• **Exercise prompt**
Copy all lines below exactly as written. Leave pictures out.

(Data records)
________
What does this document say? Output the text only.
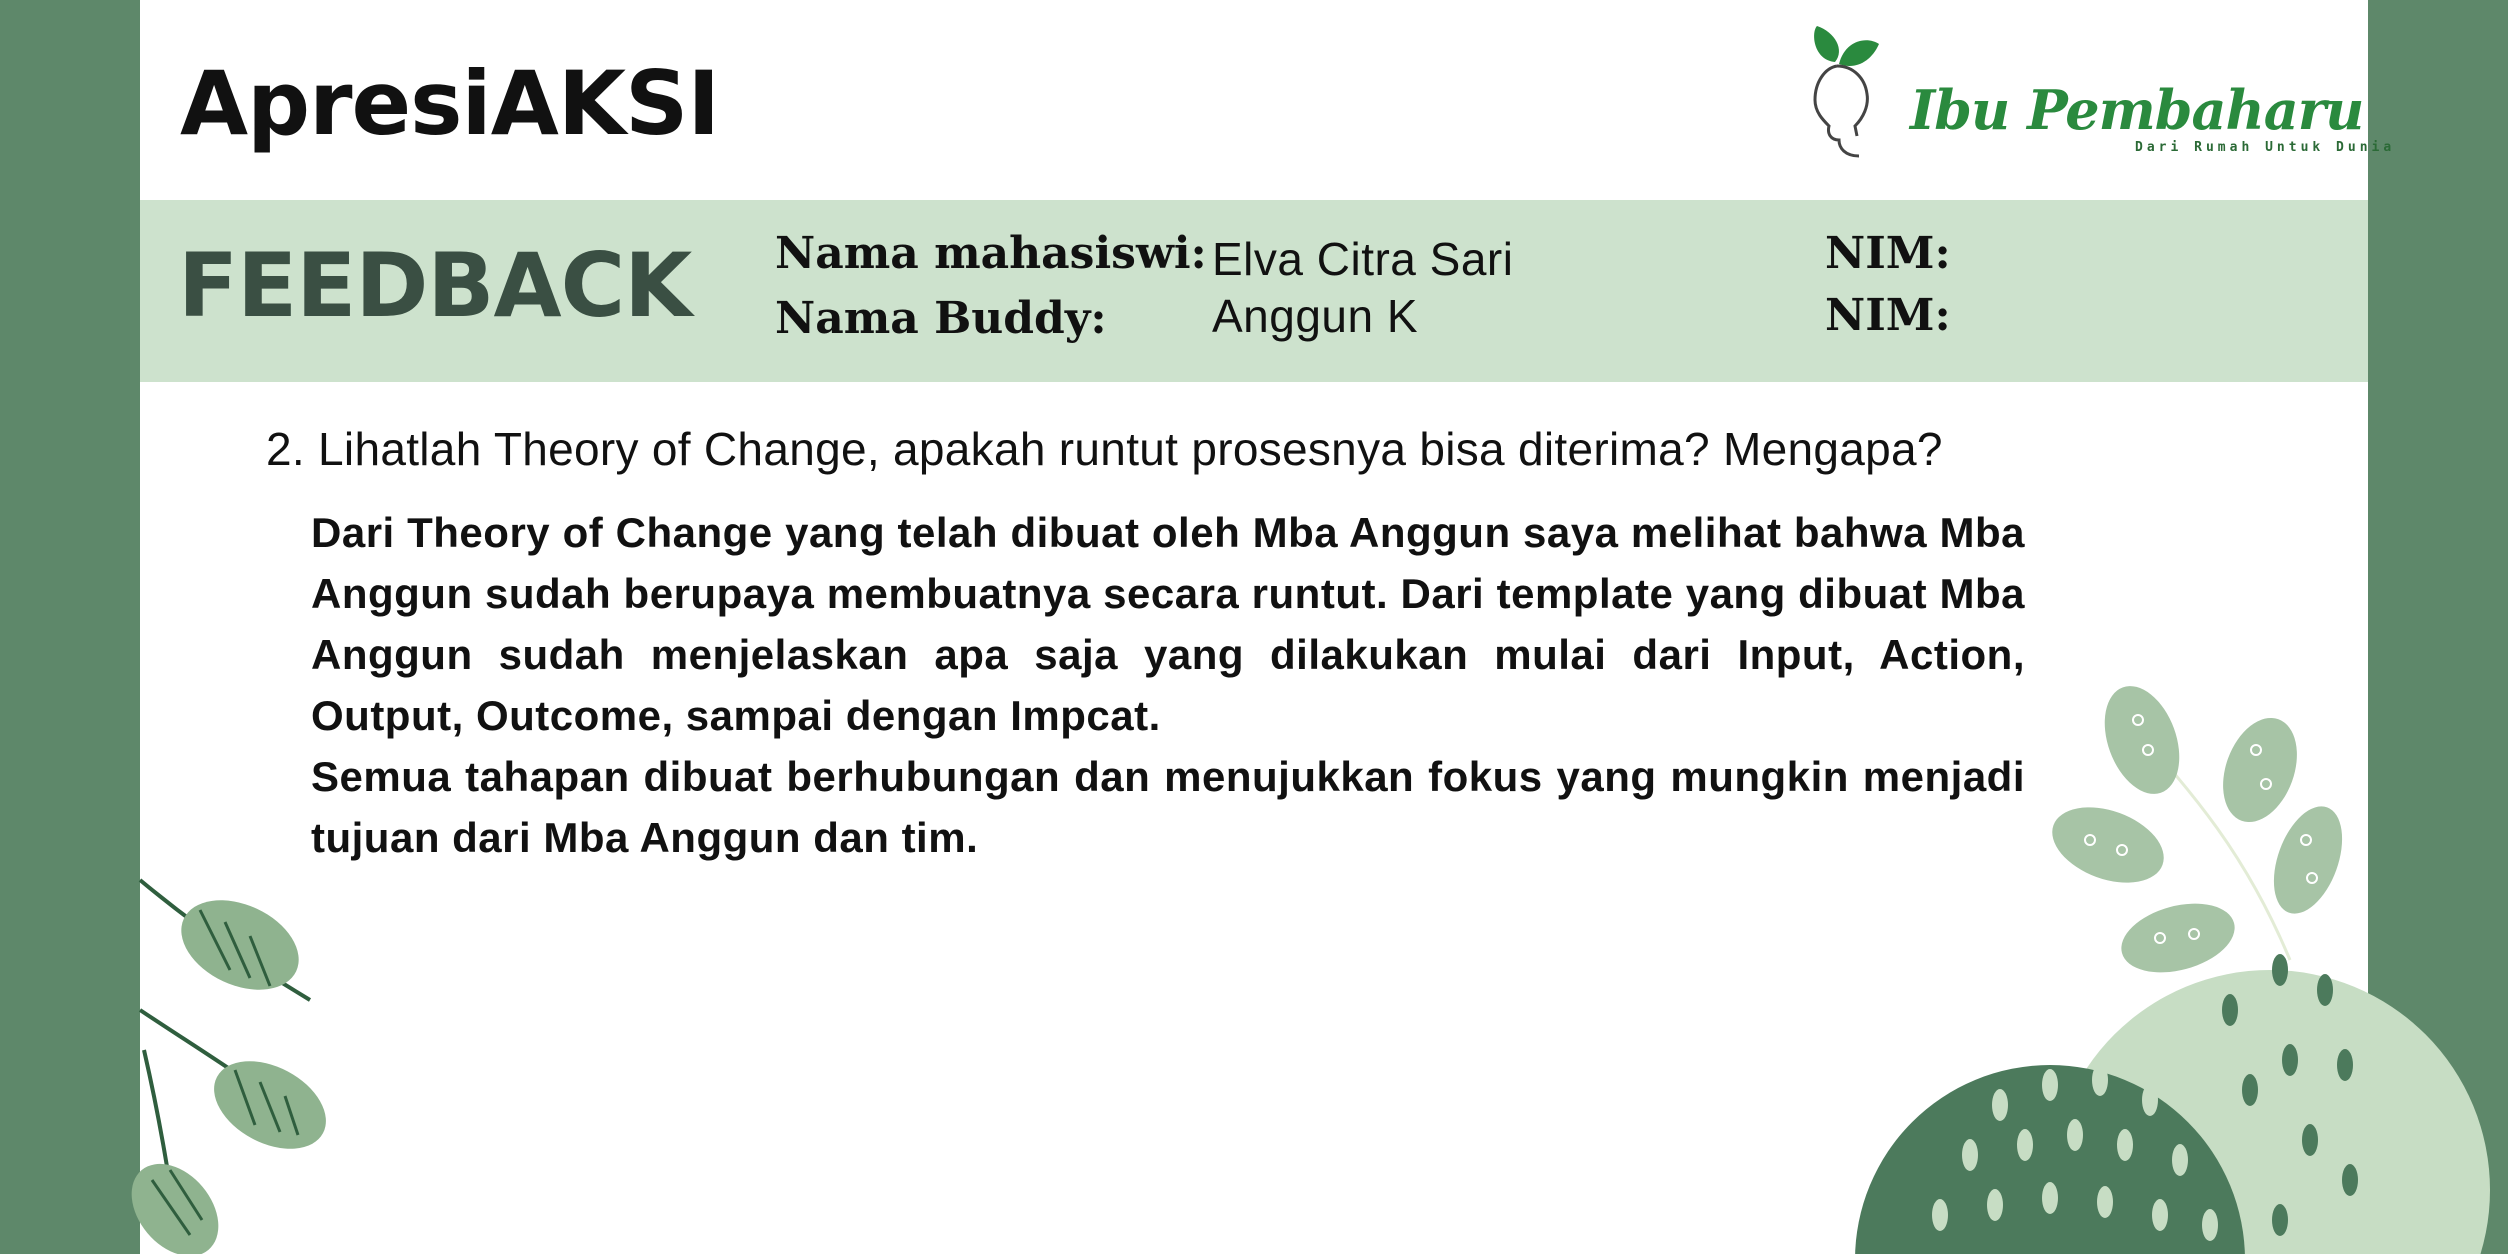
ApresiAKSI	Ibu Pembaharu
Dari Rumah Untuk Dunia
FEEDBACK Nama mahasiswi: Elva Citra Sari	NIM:
Nama Buddy: Anggun K	NIM:
2. Lihatlah Theory of Change, apakah runtut prosesnya bisa diterima? Mengapa?

Dari Theory of Change yang telah dibuat oleh Mba Anggun saya melihat bahwa Mba Anggun sudah berupaya membuatnya secara runtut. Dari template yang dibuat Mba Anggun sudah menjelaskan apa saja yang dilakukan mulai dari Input, Action, Output, Outcome, sampai dengan Impcat.

Semua tahapan dibuat berhubungan dan menujukkan fokus yang mungkin menjadi tujuan dari Mba Anggun dan tim.
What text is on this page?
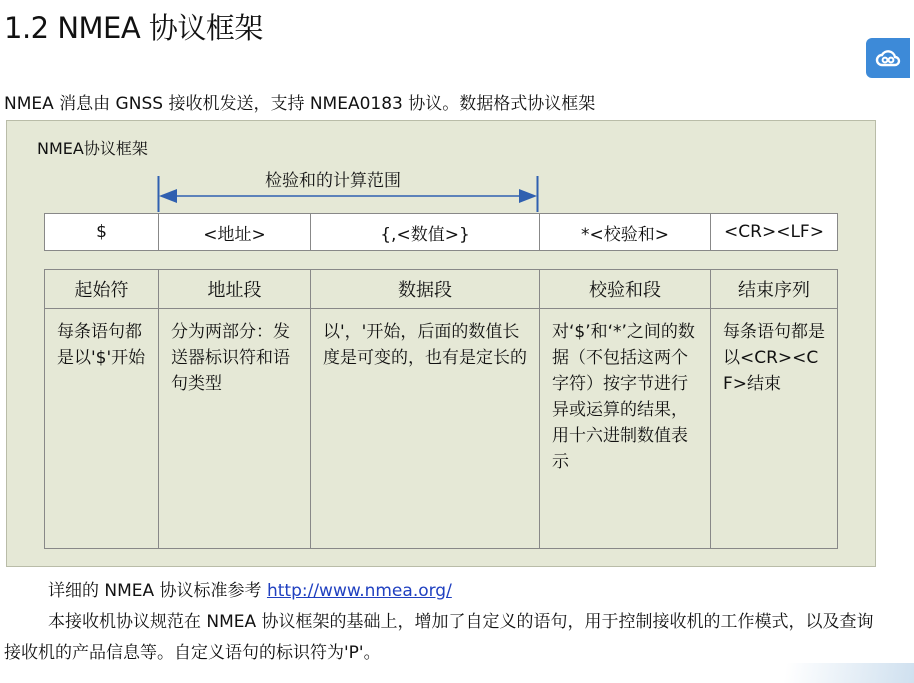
1.2 NMEA 协议框架

NMEA 消息由 GNSS 接收机发送，支持 NMEA0183 协议。数据格式协议框架

NMEA协议框架
检验和的计算范围
$	<地址>	{,<数值>}	*<校验和>	<CR><LF>
起始符	地址段	数据段	校验和段	结束序列
每条语句都是以'$'开始	分为两部分：发送器标识符和语句类型	以'，'开始，后面的数值长度是可变的，也有是定长的	对‘$’和‘*’之间的数据（不包括这两个字符）按字节进行异或运算的结果，用十六进制数值表示	每条语句都是以<CR><CF>结束

详细的 NMEA 协议标准参考 http://www.nmea.org/

本接收机协议规范在 NMEA 协议框架的基础上，增加了自定义的语句，用于控制接收机的工作模式，以及查询接收机的产品信息等。自定义语句的标识符为'P'。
________
• **Output for this task**
What does this document say? Output the text only.
ApresiAKSI	Ibu Pembaharu
Dari Rumah Untuk Dunia
FEEDBACK Nama mahasiswi: Elva Citra Sari	NIM:
Nama Buddy: Anggun K	NIM:
2. Lihatlah Theory of Change, apakah runtut prosesnya bisa diterima? Mengapa?

Dari Theory of Change yang telah dibuat oleh Mba Anggun saya melihat bahwa Mba Anggun sudah berupaya membuatnya secara runtut. Dari template yang dibuat Mba Anggun sudah menjelaskan apa saja yang dilakukan mulai dari Input, Action, Output, Outcome, sampai dengan Impcat.

Semua tahapan dibuat berhubungan dan menujukkan fokus yang mungkin menjadi tujuan dari Mba Anggun dan tim.
What text is on this page?
1.2 NMEA 协议框架

NMEA 消息由 GNSS 接收机发送，支持 NMEA0183 协议。数据格式协议框架

NMEA协议框架
检验和的计算范围
$	<地址>	{,<数值>}	*<校验和>	<CR><LF>
起始符	地址段	数据段	校验和段	结束序列
每条语句都是以'$'开始	分为两部分：发送器标识符和语句类型	以'，'开始，后面的数值长度是可变的，也有是定长的	对‘$’和‘*’之间的数据（不包括这两个字符）按字节进行异或运算的结果，用十六进制数值表示	每条语句都是以<CR><CF>结束

详细的 NMEA 协议标准参考 http://www.nmea.org/

本接收机协议规范在 NMEA 协议框架的基础上，增加了自定义的语句，用于控制接收机的工作模式，以及查询接收机的产品信息等。自定义语句的标识符为'P'。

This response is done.